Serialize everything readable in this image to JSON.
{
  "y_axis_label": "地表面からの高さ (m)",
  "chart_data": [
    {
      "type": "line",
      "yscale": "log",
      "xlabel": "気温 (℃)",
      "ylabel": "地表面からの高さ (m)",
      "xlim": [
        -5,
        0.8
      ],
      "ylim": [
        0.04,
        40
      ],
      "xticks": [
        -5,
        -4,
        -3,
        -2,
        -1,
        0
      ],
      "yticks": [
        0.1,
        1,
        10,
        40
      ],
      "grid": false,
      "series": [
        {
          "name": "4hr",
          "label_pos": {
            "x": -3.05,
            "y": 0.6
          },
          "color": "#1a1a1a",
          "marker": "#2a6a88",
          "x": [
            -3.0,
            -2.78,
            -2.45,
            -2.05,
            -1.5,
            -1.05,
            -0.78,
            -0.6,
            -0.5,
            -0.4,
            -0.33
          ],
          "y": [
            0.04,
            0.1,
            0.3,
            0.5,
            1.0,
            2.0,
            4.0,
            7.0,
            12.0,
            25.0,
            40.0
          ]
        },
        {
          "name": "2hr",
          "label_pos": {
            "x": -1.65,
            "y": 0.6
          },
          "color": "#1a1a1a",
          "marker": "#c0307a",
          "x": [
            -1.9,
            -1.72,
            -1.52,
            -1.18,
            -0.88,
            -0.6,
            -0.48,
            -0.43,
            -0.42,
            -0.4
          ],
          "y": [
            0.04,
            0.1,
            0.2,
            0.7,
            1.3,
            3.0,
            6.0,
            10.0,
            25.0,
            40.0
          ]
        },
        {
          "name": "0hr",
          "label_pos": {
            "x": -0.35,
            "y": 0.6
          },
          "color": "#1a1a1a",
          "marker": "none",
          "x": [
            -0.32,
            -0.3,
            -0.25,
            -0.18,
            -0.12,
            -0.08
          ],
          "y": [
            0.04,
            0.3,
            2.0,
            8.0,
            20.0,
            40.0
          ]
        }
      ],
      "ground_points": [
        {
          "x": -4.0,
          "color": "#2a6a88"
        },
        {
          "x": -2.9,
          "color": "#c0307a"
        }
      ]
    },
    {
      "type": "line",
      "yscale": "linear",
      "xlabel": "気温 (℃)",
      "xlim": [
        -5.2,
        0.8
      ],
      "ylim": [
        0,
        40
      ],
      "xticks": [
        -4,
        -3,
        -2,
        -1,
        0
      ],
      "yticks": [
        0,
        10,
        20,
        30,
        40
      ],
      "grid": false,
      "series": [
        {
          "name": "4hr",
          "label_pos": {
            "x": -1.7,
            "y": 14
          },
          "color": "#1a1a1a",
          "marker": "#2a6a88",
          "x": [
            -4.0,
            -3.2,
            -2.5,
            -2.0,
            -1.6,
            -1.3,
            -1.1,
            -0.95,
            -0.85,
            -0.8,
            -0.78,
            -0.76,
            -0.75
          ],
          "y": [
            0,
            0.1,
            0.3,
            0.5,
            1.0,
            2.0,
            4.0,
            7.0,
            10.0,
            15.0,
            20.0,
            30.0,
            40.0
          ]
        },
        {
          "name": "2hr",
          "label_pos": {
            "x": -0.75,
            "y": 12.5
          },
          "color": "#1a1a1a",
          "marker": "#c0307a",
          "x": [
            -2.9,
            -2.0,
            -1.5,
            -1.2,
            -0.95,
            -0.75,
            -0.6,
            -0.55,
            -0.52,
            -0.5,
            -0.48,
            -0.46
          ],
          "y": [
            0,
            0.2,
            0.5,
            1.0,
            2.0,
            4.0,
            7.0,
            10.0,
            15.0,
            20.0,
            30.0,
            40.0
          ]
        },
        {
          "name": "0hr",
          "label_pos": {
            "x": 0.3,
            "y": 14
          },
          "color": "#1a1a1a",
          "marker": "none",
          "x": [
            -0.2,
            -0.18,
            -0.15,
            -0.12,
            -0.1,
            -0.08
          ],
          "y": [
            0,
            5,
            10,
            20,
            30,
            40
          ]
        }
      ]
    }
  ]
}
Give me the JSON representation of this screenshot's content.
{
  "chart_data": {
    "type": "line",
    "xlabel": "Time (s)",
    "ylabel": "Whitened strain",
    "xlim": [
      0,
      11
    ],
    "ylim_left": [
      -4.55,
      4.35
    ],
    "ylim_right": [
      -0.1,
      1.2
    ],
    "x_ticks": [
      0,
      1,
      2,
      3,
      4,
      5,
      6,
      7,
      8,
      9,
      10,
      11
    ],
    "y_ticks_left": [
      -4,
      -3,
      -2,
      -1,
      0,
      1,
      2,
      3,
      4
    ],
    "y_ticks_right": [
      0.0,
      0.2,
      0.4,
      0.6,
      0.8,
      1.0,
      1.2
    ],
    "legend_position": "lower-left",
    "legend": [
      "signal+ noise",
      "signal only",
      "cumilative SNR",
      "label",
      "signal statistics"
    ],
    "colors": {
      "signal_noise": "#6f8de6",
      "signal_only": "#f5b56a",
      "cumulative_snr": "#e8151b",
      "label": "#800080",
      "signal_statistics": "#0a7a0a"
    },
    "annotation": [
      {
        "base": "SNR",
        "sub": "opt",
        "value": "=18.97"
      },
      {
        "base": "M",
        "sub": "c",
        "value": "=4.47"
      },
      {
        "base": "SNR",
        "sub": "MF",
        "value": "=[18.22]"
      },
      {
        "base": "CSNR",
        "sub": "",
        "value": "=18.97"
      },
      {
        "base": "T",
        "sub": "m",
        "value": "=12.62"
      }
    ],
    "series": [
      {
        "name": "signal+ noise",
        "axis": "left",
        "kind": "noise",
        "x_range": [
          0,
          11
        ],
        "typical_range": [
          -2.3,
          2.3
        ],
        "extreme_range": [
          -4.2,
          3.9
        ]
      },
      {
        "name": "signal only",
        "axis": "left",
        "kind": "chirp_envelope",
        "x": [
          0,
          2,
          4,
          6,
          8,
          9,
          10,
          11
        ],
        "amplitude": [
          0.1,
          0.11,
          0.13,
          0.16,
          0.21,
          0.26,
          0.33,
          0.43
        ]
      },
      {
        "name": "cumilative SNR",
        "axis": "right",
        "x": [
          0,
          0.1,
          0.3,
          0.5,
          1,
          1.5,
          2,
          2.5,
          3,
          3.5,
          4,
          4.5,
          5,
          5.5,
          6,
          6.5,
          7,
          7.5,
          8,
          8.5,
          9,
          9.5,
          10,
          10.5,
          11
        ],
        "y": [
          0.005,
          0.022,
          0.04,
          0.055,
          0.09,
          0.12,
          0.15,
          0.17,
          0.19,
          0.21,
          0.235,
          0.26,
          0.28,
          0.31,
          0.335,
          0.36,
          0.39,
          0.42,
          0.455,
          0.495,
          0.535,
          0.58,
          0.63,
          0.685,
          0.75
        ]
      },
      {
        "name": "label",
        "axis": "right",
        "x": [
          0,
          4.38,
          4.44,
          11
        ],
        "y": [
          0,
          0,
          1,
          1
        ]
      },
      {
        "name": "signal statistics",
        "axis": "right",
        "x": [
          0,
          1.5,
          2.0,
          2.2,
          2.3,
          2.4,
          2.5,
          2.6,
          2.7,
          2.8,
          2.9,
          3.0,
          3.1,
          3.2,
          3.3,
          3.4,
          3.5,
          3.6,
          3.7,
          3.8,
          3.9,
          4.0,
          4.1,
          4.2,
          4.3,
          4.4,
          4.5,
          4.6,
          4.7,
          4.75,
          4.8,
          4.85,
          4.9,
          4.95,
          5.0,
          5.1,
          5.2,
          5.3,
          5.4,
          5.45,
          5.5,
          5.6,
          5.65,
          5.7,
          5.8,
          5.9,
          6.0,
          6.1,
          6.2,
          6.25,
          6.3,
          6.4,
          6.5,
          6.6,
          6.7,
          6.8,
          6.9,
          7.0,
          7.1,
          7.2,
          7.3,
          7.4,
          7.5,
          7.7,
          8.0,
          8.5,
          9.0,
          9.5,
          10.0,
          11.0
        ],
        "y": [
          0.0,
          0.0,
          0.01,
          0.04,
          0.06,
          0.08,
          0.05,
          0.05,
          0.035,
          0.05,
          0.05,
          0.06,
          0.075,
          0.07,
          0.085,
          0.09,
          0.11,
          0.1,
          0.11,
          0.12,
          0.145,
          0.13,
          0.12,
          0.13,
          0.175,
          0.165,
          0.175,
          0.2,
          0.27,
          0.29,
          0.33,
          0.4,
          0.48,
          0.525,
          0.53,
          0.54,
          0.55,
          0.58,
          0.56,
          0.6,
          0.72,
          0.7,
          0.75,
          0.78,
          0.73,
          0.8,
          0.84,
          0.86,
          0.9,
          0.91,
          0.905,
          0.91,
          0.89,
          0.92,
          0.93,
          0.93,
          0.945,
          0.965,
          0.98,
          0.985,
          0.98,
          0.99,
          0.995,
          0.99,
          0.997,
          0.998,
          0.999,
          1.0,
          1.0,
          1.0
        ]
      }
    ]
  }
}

### Your instructions
Lines from the records above that hold "base" are the ones to list.

### In response
        "base": "SNR",
        "base": "M",
        "base": "SNR",
        "base": "CSNR",
        "base": "T",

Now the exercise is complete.